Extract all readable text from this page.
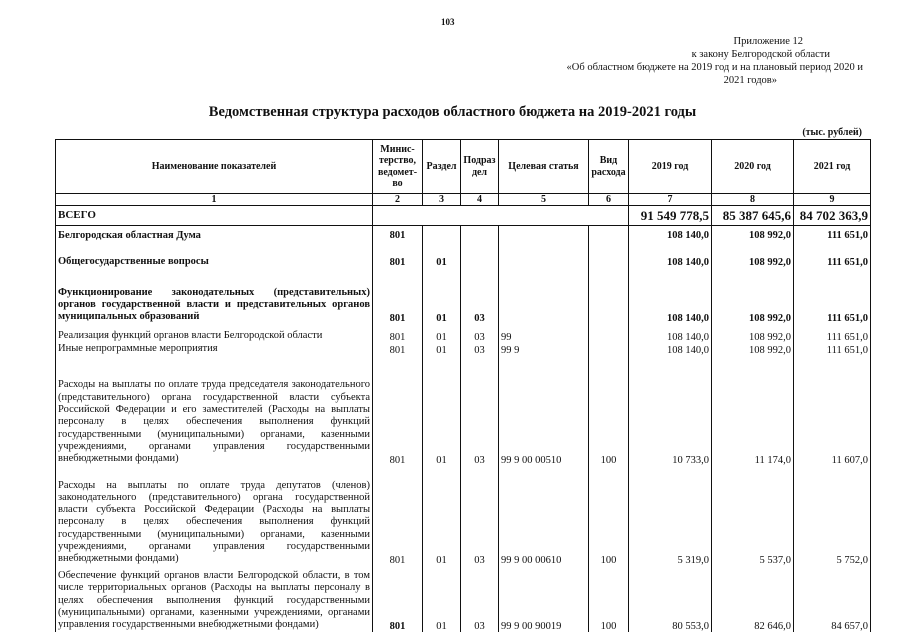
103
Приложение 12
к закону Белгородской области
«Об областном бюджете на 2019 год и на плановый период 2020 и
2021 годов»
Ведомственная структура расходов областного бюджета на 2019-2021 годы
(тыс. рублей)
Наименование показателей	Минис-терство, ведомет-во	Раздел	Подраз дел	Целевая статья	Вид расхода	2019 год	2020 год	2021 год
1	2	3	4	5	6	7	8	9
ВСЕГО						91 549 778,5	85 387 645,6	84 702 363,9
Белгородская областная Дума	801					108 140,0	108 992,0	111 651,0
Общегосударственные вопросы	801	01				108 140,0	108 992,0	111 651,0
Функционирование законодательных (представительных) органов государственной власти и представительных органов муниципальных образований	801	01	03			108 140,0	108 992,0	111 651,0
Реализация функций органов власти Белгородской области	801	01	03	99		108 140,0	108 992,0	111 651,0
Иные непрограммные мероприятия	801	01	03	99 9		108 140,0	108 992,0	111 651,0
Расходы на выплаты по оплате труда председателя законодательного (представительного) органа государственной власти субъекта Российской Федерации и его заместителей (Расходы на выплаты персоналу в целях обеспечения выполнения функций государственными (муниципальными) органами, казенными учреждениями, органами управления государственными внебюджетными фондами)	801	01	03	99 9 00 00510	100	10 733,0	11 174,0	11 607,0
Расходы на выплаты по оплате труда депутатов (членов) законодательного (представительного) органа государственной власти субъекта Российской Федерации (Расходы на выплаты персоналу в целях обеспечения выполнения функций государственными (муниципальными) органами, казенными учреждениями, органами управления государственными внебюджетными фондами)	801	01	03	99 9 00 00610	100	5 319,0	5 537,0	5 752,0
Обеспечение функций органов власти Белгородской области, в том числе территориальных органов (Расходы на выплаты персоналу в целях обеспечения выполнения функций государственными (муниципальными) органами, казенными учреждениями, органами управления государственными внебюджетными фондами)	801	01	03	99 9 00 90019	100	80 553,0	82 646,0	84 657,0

────────────────────

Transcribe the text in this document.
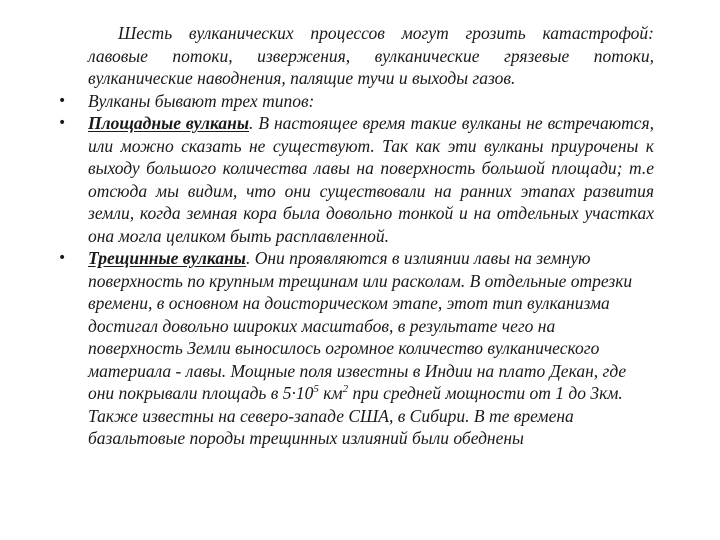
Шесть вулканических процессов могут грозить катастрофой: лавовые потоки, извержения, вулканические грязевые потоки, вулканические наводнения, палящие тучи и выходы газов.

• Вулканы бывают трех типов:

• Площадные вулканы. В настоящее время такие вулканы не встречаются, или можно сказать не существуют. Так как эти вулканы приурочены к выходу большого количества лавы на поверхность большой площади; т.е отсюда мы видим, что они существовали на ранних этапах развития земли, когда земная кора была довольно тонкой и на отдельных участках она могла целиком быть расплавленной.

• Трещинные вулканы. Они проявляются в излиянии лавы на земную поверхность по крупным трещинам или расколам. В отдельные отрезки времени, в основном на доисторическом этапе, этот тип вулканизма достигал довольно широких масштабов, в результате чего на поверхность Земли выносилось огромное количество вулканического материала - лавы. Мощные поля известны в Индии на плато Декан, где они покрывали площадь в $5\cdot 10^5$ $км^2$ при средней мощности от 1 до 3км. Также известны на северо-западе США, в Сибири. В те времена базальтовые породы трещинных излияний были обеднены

────────────────────

Exercise prompt ▸ Where a line of the data holds "this", show that line.

Completed exercise ▸
Extract all readable text from this page.
Transcribe the text in this document.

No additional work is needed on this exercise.